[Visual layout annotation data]
_ _ _ _
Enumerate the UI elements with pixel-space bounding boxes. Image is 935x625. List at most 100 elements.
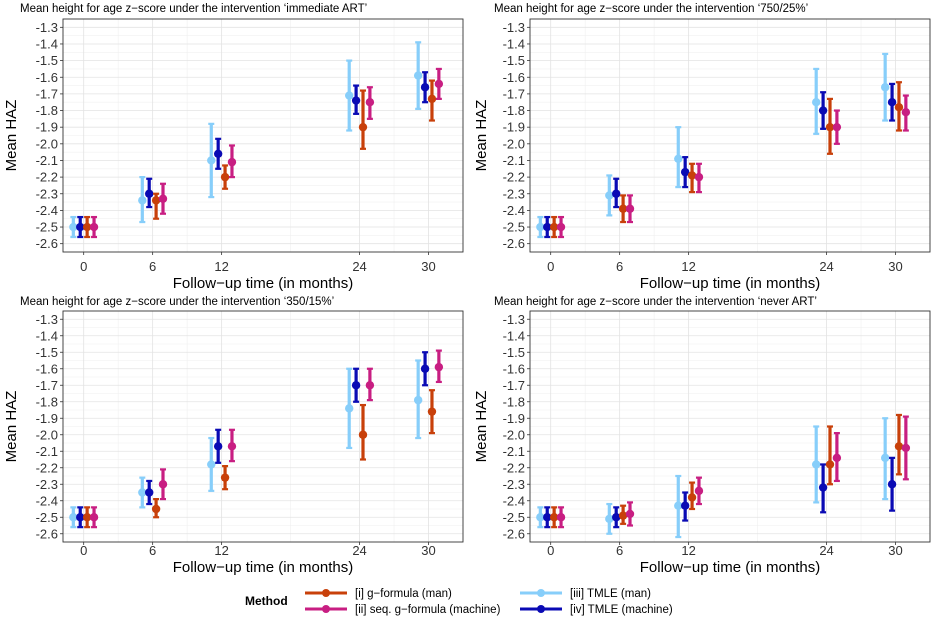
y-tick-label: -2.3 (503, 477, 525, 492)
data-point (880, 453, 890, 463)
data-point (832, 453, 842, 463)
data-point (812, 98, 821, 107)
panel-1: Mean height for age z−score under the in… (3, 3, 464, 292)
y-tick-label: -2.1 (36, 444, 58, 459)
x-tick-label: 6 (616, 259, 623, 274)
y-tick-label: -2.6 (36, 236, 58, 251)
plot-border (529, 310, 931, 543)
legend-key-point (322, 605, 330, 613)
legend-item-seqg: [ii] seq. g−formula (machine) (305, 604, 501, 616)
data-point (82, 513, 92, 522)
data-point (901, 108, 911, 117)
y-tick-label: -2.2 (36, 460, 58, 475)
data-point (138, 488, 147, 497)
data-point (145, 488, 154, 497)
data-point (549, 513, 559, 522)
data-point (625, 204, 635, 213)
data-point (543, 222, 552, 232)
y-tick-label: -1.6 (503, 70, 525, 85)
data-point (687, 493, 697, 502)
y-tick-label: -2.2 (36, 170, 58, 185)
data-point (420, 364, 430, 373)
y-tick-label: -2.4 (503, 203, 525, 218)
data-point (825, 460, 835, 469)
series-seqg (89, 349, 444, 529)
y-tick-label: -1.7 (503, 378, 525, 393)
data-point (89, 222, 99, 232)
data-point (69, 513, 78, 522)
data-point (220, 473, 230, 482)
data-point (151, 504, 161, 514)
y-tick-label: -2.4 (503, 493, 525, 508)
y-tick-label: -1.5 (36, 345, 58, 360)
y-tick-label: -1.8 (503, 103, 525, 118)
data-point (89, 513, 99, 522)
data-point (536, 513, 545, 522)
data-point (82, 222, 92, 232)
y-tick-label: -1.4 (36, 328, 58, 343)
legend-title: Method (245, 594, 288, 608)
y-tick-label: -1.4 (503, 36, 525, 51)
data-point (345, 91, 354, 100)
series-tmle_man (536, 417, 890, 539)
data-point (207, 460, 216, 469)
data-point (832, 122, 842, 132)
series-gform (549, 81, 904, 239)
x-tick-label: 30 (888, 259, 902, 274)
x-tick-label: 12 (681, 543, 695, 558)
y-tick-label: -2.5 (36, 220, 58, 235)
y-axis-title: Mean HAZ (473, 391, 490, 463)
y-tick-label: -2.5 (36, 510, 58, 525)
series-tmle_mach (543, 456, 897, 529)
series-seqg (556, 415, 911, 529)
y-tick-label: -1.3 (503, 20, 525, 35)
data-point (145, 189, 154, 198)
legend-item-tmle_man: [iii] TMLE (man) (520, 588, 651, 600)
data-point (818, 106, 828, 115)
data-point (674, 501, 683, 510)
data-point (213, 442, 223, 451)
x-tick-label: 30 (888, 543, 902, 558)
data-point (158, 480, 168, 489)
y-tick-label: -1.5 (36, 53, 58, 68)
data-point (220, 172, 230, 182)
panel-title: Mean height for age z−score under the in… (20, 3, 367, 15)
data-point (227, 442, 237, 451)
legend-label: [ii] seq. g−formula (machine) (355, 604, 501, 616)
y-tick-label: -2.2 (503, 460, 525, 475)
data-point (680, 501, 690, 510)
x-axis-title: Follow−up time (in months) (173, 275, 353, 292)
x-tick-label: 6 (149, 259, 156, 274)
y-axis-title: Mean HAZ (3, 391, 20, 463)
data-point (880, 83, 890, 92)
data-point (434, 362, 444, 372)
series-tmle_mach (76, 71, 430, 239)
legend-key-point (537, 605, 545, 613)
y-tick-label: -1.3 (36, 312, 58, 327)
_ _ _ _
Instructions for the task: Retype the lines above without any changes, starting at the line that contains "y-tick-label: -2.3 (503, 477, 525, 492)" and ending at the line that contains "plot-border (529, 310, 931, 543)".

Response to this exercise:
y-tick-label: -2.3 (503, 477, 525, 492)
data-point (880, 453, 890, 463)
data-point (832, 453, 842, 463)
data-point (812, 98, 821, 107)
panel-1: Mean height for age z−score under the in… (3, 3, 464, 292)
y-tick-label: -2.1 (36, 444, 58, 459)
x-tick-label: 6 (616, 259, 623, 274)
y-tick-label: -2.6 (36, 236, 58, 251)
plot-border (529, 310, 931, 543)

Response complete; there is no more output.